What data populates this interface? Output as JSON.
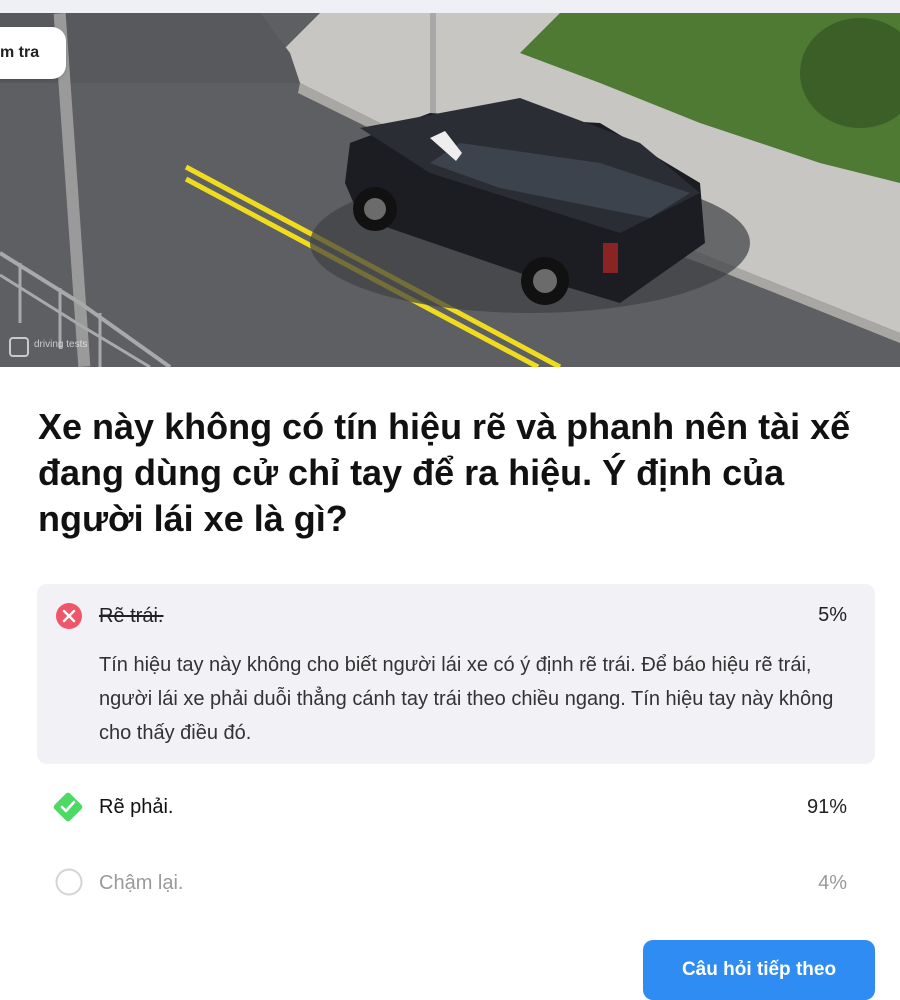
{
  "image_tag": "m tra",
  "photo": {
    "watermark": "driving tests"
  },
  "question": "Xe này không có tín hiệu rẽ và phanh nên tài xế đang dùng cử chỉ tay để ra hiệu. Ý định của người lái xe là gì?",
  "answers": [
    {
      "label": "Rẽ trái.",
      "percent": "5%",
      "state": "incorrect",
      "explanation": "Tín hiệu tay này không cho biết người lái xe có ý định rẽ trái. Để báo hiệu rẽ trái, người lái xe phải duỗi thẳng cánh tay trái theo chiều ngang. Tín hiệu tay này không cho thấy điều đó."
    },
    {
      "label": "Rẽ phải.",
      "percent": "91%",
      "state": "correct"
    },
    {
      "label": "Chậm lại.",
      "percent": "4%",
      "state": "unselected"
    }
  ],
  "next_button": "Câu hỏi tiếp theo",
  "colors": {
    "accent": "#2f8cf2",
    "incorrect": "#f0566a",
    "correct": "#4cd964",
    "panel": "#f1f1f6",
    "muted": "#9a9a9a"
  }
}
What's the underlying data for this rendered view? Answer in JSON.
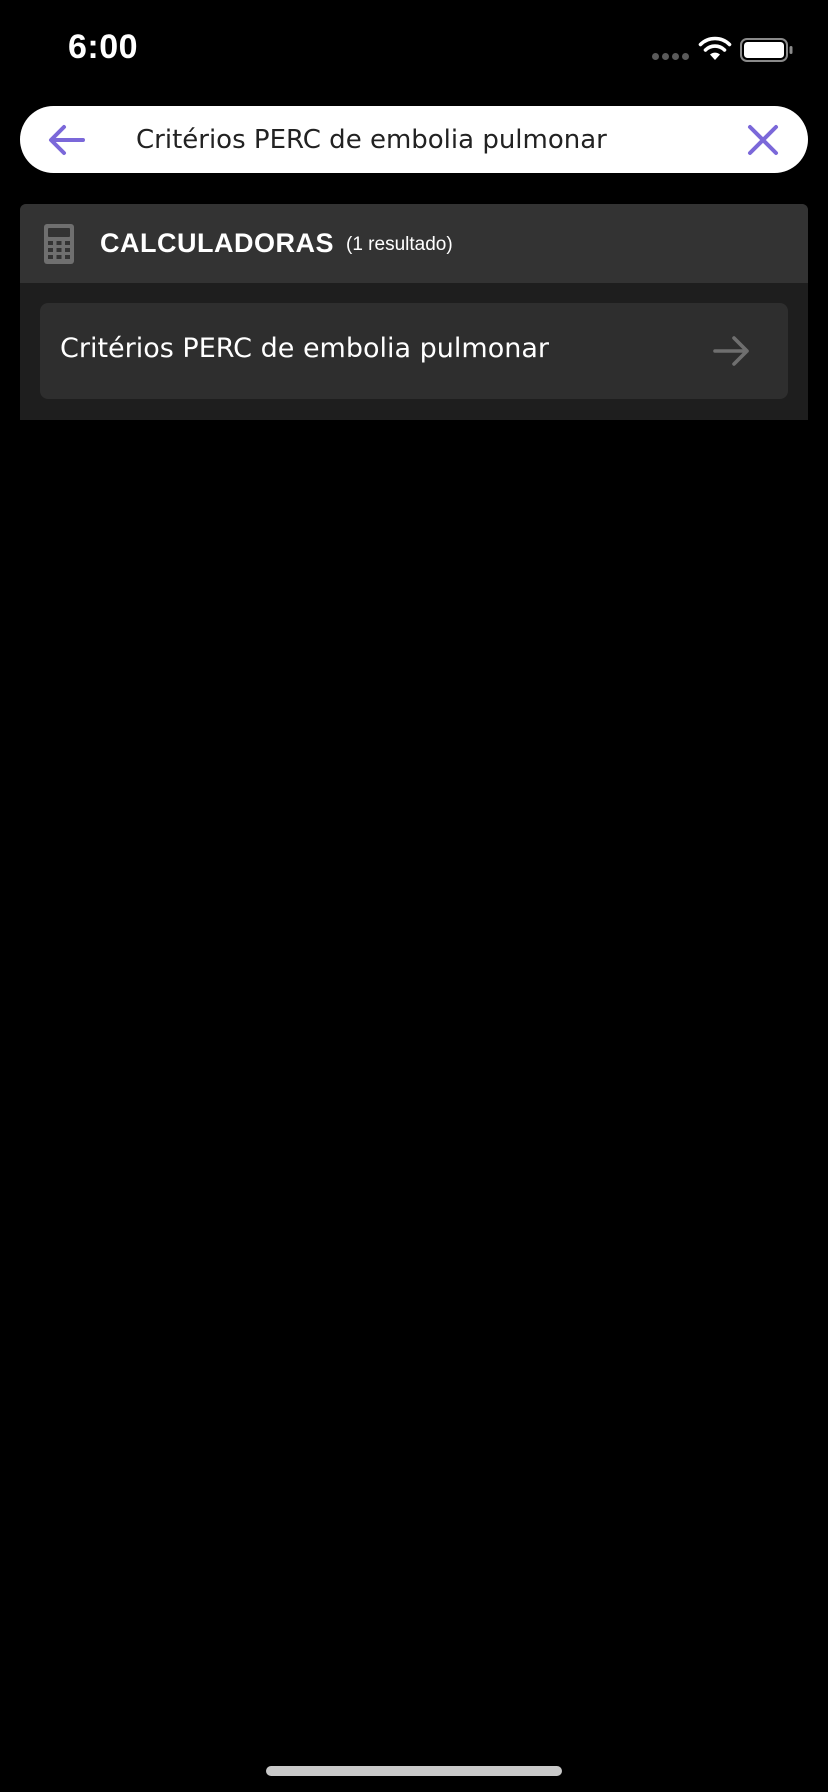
{
  "status_bar": {
    "time": "6:00",
    "signal_icon": "signal-dots-icon",
    "wifi_icon": "wifi-icon",
    "battery_icon": "battery-icon"
  },
  "search": {
    "back_icon": "arrow-left-icon",
    "query": "Critérios PERC de embolia pulmonar",
    "clear_icon": "close-icon"
  },
  "results": {
    "sections": [
      {
        "icon": "calculator-icon",
        "title": "CALCULADORAS",
        "count_label": "(1 resultado)",
        "items": [
          {
            "label": "Critérios PERC de embolia pulmonar",
            "icon": "arrow-right-icon"
          }
        ]
      }
    ]
  },
  "colors": {
    "background": "#000000",
    "accent": "#7b68d9",
    "panel": "#1e1e1e",
    "section_header": "#333333",
    "item": "#2e2e2e",
    "muted_icon": "#6f6f6f"
  }
}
------------
- WHAT YOU HAVE TO DO -
State how many lines above contain the string "this", with no other words.

- TASK SOLUTION -
2